What to produce -
Would you transcribe the listing that follows, character for character, and omit its images?

Data rows -

☆ ☆ ☆

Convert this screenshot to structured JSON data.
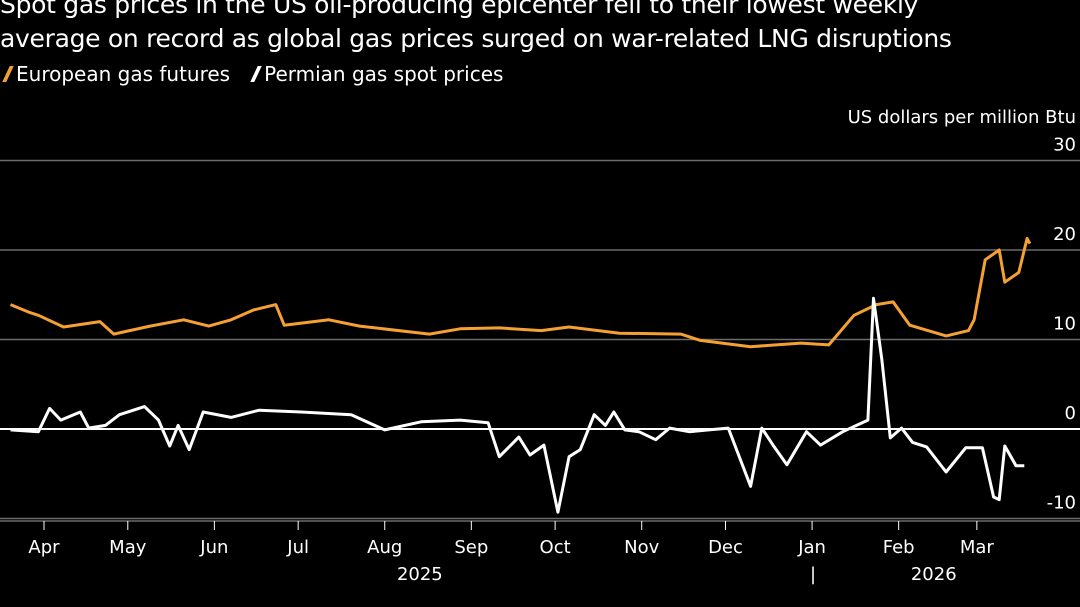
{
  "title": "Spot gas prices in the US oil-producing epicenter fell to their lowest weekly average on record as global gas prices surged on war-related LNG disruptions",
  "title_lines": [
    "Spot gas prices in the US oil-producing epicenter fell to their lowest weekly",
    "average on record as global gas prices surged on war-related LNG disruptions"
  ],
  "chart_data": {
    "type": "line",
    "ylabel": "US dollars per million Btu",
    "ylim": [
      -10,
      30
    ],
    "yticks": [
      30,
      20,
      10,
      0,
      -10
    ],
    "grid": true,
    "legend_placement": "top-left",
    "xticks": [
      {
        "date": "2025-04-01",
        "label": "Apr"
      },
      {
        "date": "2025-05-01",
        "label": "May"
      },
      {
        "date": "2025-06-01",
        "label": "Jun"
      },
      {
        "date": "2025-07-01",
        "label": "Jul"
      },
      {
        "date": "2025-08-01",
        "label": "Aug"
      },
      {
        "date": "2025-09-01",
        "label": "Sep"
      },
      {
        "date": "2025-10-01",
        "label": "Oct"
      },
      {
        "date": "2025-11-01",
        "label": "Nov"
      },
      {
        "date": "2025-12-01",
        "label": "Dec"
      },
      {
        "date": "2026-01-01",
        "label": "Jan"
      },
      {
        "date": "2026-02-01",
        "label": "Feb"
      },
      {
        "date": "2026-03-01",
        "label": "Mar"
      }
    ],
    "year_labels": [
      {
        "date": "2025-08-15",
        "label": "2025"
      },
      {
        "date": "2026-02-15",
        "label": "2026"
      }
    ],
    "year_separator": "|",
    "series": [
      {
        "name": "European gas futures",
        "color": "#f5a033",
        "points": [
          [
            "2025-03-20",
            13.9
          ],
          [
            "2025-03-27",
            13.0
          ],
          [
            "2025-03-30",
            12.7
          ],
          [
            "2025-04-08",
            11.4
          ],
          [
            "2025-04-21",
            12.0
          ],
          [
            "2025-04-26",
            10.6
          ],
          [
            "2025-05-09",
            11.5
          ],
          [
            "2025-05-21",
            12.2
          ],
          [
            "2025-05-30",
            11.5
          ],
          [
            "2025-06-07",
            12.2
          ],
          [
            "2025-06-15",
            13.3
          ],
          [
            "2025-06-23",
            13.9
          ],
          [
            "2025-06-26",
            11.6
          ],
          [
            "2025-07-12",
            12.2
          ],
          [
            "2025-07-23",
            11.5
          ],
          [
            "2025-08-17",
            10.6
          ],
          [
            "2025-08-28",
            11.2
          ],
          [
            "2025-09-11",
            11.3
          ],
          [
            "2025-09-26",
            11.0
          ],
          [
            "2025-10-06",
            11.4
          ],
          [
            "2025-10-24",
            10.7
          ],
          [
            "2025-11-15",
            10.6
          ],
          [
            "2025-11-22",
            9.9
          ],
          [
            "2025-12-10",
            9.2
          ],
          [
            "2025-12-28",
            9.6
          ],
          [
            "2026-01-07",
            9.4
          ],
          [
            "2026-01-16",
            12.7
          ],
          [
            "2026-01-24",
            13.9
          ],
          [
            "2026-01-30",
            14.2
          ],
          [
            "2026-02-05",
            11.6
          ],
          [
            "2026-02-18",
            10.4
          ],
          [
            "2026-02-26",
            11.0
          ],
          [
            "2026-02-28",
            12.2
          ],
          [
            "2026-03-04",
            18.9
          ],
          [
            "2026-03-09",
            20.0
          ],
          [
            "2026-03-11",
            16.4
          ],
          [
            "2026-03-16",
            17.5
          ],
          [
            "2026-03-19",
            21.3
          ],
          [
            "2026-03-20",
            20.7
          ]
        ]
      },
      {
        "name": "Permian gas spot prices",
        "color": "#ffffff",
        "points": [
          [
            "2025-03-20",
            -0.1
          ],
          [
            "2025-03-30",
            -0.3
          ],
          [
            "2025-04-03",
            2.3
          ],
          [
            "2025-04-07",
            1.0
          ],
          [
            "2025-04-14",
            1.9
          ],
          [
            "2025-04-17",
            0.1
          ],
          [
            "2025-04-23",
            0.4
          ],
          [
            "2025-04-28",
            1.6
          ],
          [
            "2025-05-07",
            2.5
          ],
          [
            "2025-05-12",
            1.0
          ],
          [
            "2025-05-16",
            -1.9
          ],
          [
            "2025-05-19",
            0.4
          ],
          [
            "2025-05-23",
            -2.3
          ],
          [
            "2025-05-28",
            1.9
          ],
          [
            "2025-06-07",
            1.3
          ],
          [
            "2025-06-17",
            2.1
          ],
          [
            "2025-07-02",
            1.9
          ],
          [
            "2025-07-20",
            1.6
          ],
          [
            "2025-08-01",
            -0.1
          ],
          [
            "2025-08-14",
            0.8
          ],
          [
            "2025-08-28",
            1.0
          ],
          [
            "2025-09-07",
            0.7
          ],
          [
            "2025-09-11",
            -3.1
          ],
          [
            "2025-09-18",
            -0.9
          ],
          [
            "2025-09-22",
            -2.9
          ],
          [
            "2025-09-27",
            -1.8
          ],
          [
            "2025-10-02",
            -9.3
          ],
          [
            "2025-10-06",
            -3.1
          ],
          [
            "2025-10-10",
            -2.3
          ],
          [
            "2025-10-15",
            1.6
          ],
          [
            "2025-10-19",
            0.4
          ],
          [
            "2025-10-22",
            1.9
          ],
          [
            "2025-10-26",
            -0.1
          ],
          [
            "2025-10-31",
            -0.3
          ],
          [
            "2025-11-06",
            -1.2
          ],
          [
            "2025-11-11",
            0.1
          ],
          [
            "2025-11-18",
            -0.3
          ],
          [
            "2025-11-25",
            -0.1
          ],
          [
            "2025-12-02",
            0.1
          ],
          [
            "2025-12-10",
            -6.4
          ],
          [
            "2025-12-14",
            0.1
          ],
          [
            "2025-12-18",
            -1.8
          ],
          [
            "2025-12-23",
            -4.0
          ],
          [
            "2025-12-30",
            -0.3
          ],
          [
            "2026-01-04",
            -1.8
          ],
          [
            "2026-01-12",
            -0.3
          ],
          [
            "2026-01-21",
            1.0
          ],
          [
            "2026-01-23",
            14.6
          ],
          [
            "2026-01-26",
            7.7
          ],
          [
            "2026-01-29",
            -1.0
          ],
          [
            "2026-02-02",
            0.1
          ],
          [
            "2026-02-06",
            -1.5
          ],
          [
            "2026-02-11",
            -2.0
          ],
          [
            "2026-02-18",
            -4.8
          ],
          [
            "2026-02-25",
            -2.1
          ],
          [
            "2026-03-03",
            -2.1
          ],
          [
            "2026-03-07",
            -7.6
          ],
          [
            "2026-03-09",
            -7.9
          ],
          [
            "2026-03-11",
            -1.9
          ],
          [
            "2026-03-15",
            -4.1
          ],
          [
            "2026-03-18",
            -4.1
          ]
        ]
      }
    ]
  }
}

☆ ☆ ☆

Complete output -
Convert this screenshot to structured JSON data.
{
  "title": "Spot gas prices in the US oil-producing epicenter fell to their lowest weekly average on record as global gas prices surged on war-related LNG disruptions",
  "title_lines": [
    "Spot gas prices in the US oil-producing epicenter fell to their lowest weekly",
    "average on record as global gas prices surged on war-related LNG disruptions"
  ],
  "chart_data": {
    "type": "line",
    "ylabel": "US dollars per million Btu",
    "ylim": [
      -10,
      30
    ],
    "yticks": [
      30,
      20,
      10,
      0,
      -10
    ],
    "grid": true,
    "legend_placement": "top-left",
    "xticks": [
      {
        "date": "2025-04-01",
        "label": "Apr"
      },
      {
        "date": "2025-05-01",
        "label": "May"
      },
      {
        "date": "2025-06-01",
        "label": "Jun"
      },
      {
        "date": "2025-07-01",
        "label": "Jul"
      },
      {
        "date": "2025-08-01",
        "label": "Aug"
      },
      {
        "date": "2025-09-01",
        "label": "Sep"
      },
      {
        "date": "2025-10-01",
        "label": "Oct"
      },
      {
        "date": "2025-11-01",
        "label": "Nov"
      },
      {
        "date": "2025-12-01",
        "label": "Dec"
      },
      {
        "date": "2026-01-01",
        "label": "Jan"
      },
      {
        "date": "2026-02-01",
        "label": "Feb"
      },
      {
        "date": "2026-03-01",
        "label": "Mar"
      }
    ],
    "year_labels": [
      {
        "date": "2025-08-15",
        "label": "2025"
      },
      {
        "date": "2026-02-15",
        "label": "2026"
      }
    ],
    "year_separator": "|",
    "series": [
      {
        "name": "European gas futures",
        "color": "#f5a033",
        "points": [
          [
            "2025-03-20",
            13.9
          ],
          [
            "2025-03-27",
            13.0
          ],
          [
            "2025-03-30",
            12.7
          ],
          [
            "2025-04-08",
            11.4
          ],
          [
            "2025-04-21",
            12.0
          ],
          [
            "2025-04-26",
            10.6
          ],
          [
            "2025-05-09",
            11.5
          ],
          [
            "2025-05-21",
            12.2
          ],
          [
            "2025-05-30",
            11.5
          ],
          [
            "2025-06-07",
            12.2
          ],
          [
            "2025-06-15",
            13.3
          ],
          [
            "2025-06-23",
            13.9
          ],
          [
            "2025-06-26",
            11.6
          ],
          [
            "2025-07-12",
            12.2
          ],
          [
            "2025-07-23",
            11.5
          ],
          [
            "2025-08-17",
            10.6
          ],
          [
            "2025-08-28",
            11.2
          ],
          [
            "2025-09-11",
            11.3
          ],
          [
            "2025-09-26",
            11.0
          ],
          [
            "2025-10-06",
            11.4
          ],
          [
            "2025-10-24",
            10.7
          ],
          [
            "2025-11-15",
            10.6
          ],
          [
            "2025-11-22",
            9.9
          ],
          [
            "2025-12-10",
            9.2
          ],
          [
            "2025-12-28",
            9.6
          ],
          [
            "2026-01-07",
            9.4
          ],
          [
            "2026-01-16",
            12.7
          ],
          [
            "2026-01-24",
            13.9
          ],
          [
            "2026-01-30",
            14.2
          ],
          [
            "2026-02-05",
            11.6
          ],
          [
            "2026-02-18",
            10.4
          ],
          [
            "2026-02-26",
            11.0
          ],
          [
            "2026-02-28",
            12.2
          ],
          [
            "2026-03-04",
            18.9
          ],
          [
            "2026-03-09",
            20.0
          ],
          [
            "2026-03-11",
            16.4
          ],
          [
            "2026-03-16",
            17.5
          ],
          [
            "2026-03-19",
            21.3
          ],
          [
            "2026-03-20",
            20.7
          ]
        ]
      },
      {
        "name": "Permian gas spot prices",
        "color": "#ffffff",
        "points": [
          [
            "2025-03-20",
            -0.1
          ],
          [
            "2025-03-30",
            -0.3
          ],
          [
            "2025-04-03",
            2.3
          ],
          [
            "2025-04-07",
            1.0
          ],
          [
            "2025-04-14",
            1.9
          ],
          [
            "2025-04-17",
            0.1
          ],
          [
            "2025-04-23",
            0.4
          ],
          [
            "2025-04-28",
            1.6
          ],
          [
            "2025-05-07",
            2.5
          ],
          [
            "2025-05-12",
            1.0
          ],
          [
            "2025-05-16",
            -1.9
          ],
          [
            "2025-05-19",
            0.4
          ],
          [
            "2025-05-23",
            -2.3
          ],
          [
            "2025-05-28",
            1.9
          ],
          [
            "2025-06-07",
            1.3
          ],
          [
            "2025-06-17",
            2.1
          ],
          [
            "2025-07-02",
            1.9
          ],
          [
            "2025-07-20",
            1.6
          ],
          [
            "2025-08-01",
            -0.1
          ],
          [
            "2025-08-14",
            0.8
          ],
          [
            "2025-08-28",
            1.0
          ],
          [
            "2025-09-07",
            0.7
          ],
          [
            "2025-09-11",
            -3.1
          ],
          [
            "2025-09-18",
            -0.9
          ],
          [
            "2025-09-22",
            -2.9
          ],
          [
            "2025-09-27",
            -1.8
          ],
          [
            "2025-10-02",
            -9.3
          ],
          [
            "2025-10-06",
            -3.1
          ],
          [
            "2025-10-10",
            -2.3
          ],
          [
            "2025-10-15",
            1.6
          ],
          [
            "2025-10-19",
            0.4
          ],
          [
            "2025-10-22",
            1.9
          ],
          [
            "2025-10-26",
            -0.1
          ],
          [
            "2025-10-31",
            -0.3
          ],
          [
            "2025-11-06",
            -1.2
          ],
          [
            "2025-11-11",
            0.1
          ],
          [
            "2025-11-18",
            -0.3
          ],
          [
            "2025-11-25",
            -0.1
          ],
          [
            "2025-12-02",
            0.1
          ],
          [
            "2025-12-10",
            -6.4
          ],
          [
            "2025-12-14",
            0.1
          ],
          [
            "2025-12-18",
            -1.8
          ],
          [
            "2025-12-23",
            -4.0
          ],
          [
            "2025-12-30",
            -0.3
          ],
          [
            "2026-01-04",
            -1.8
          ],
          [
            "2026-01-12",
            -0.3
          ],
          [
            "2026-01-21",
            1.0
          ],
          [
            "2026-01-23",
            14.6
          ],
          [
            "2026-01-26",
            7.7
          ],
          [
            "2026-01-29",
            -1.0
          ],
          [
            "2026-02-02",
            0.1
          ],
          [
            "2026-02-06",
            -1.5
          ],
          [
            "2026-02-11",
            -2.0
          ],
          [
            "2026-02-18",
            -4.8
          ],
          [
            "2026-02-25",
            -2.1
          ],
          [
            "2026-03-03",
            -2.1
          ],
          [
            "2026-03-07",
            -7.6
          ],
          [
            "2026-03-09",
            -7.9
          ],
          [
            "2026-03-11",
            -1.9
          ],
          [
            "2026-03-15",
            -4.1
          ],
          [
            "2026-03-18",
            -4.1
          ]
        ]
      }
    ]
  }
}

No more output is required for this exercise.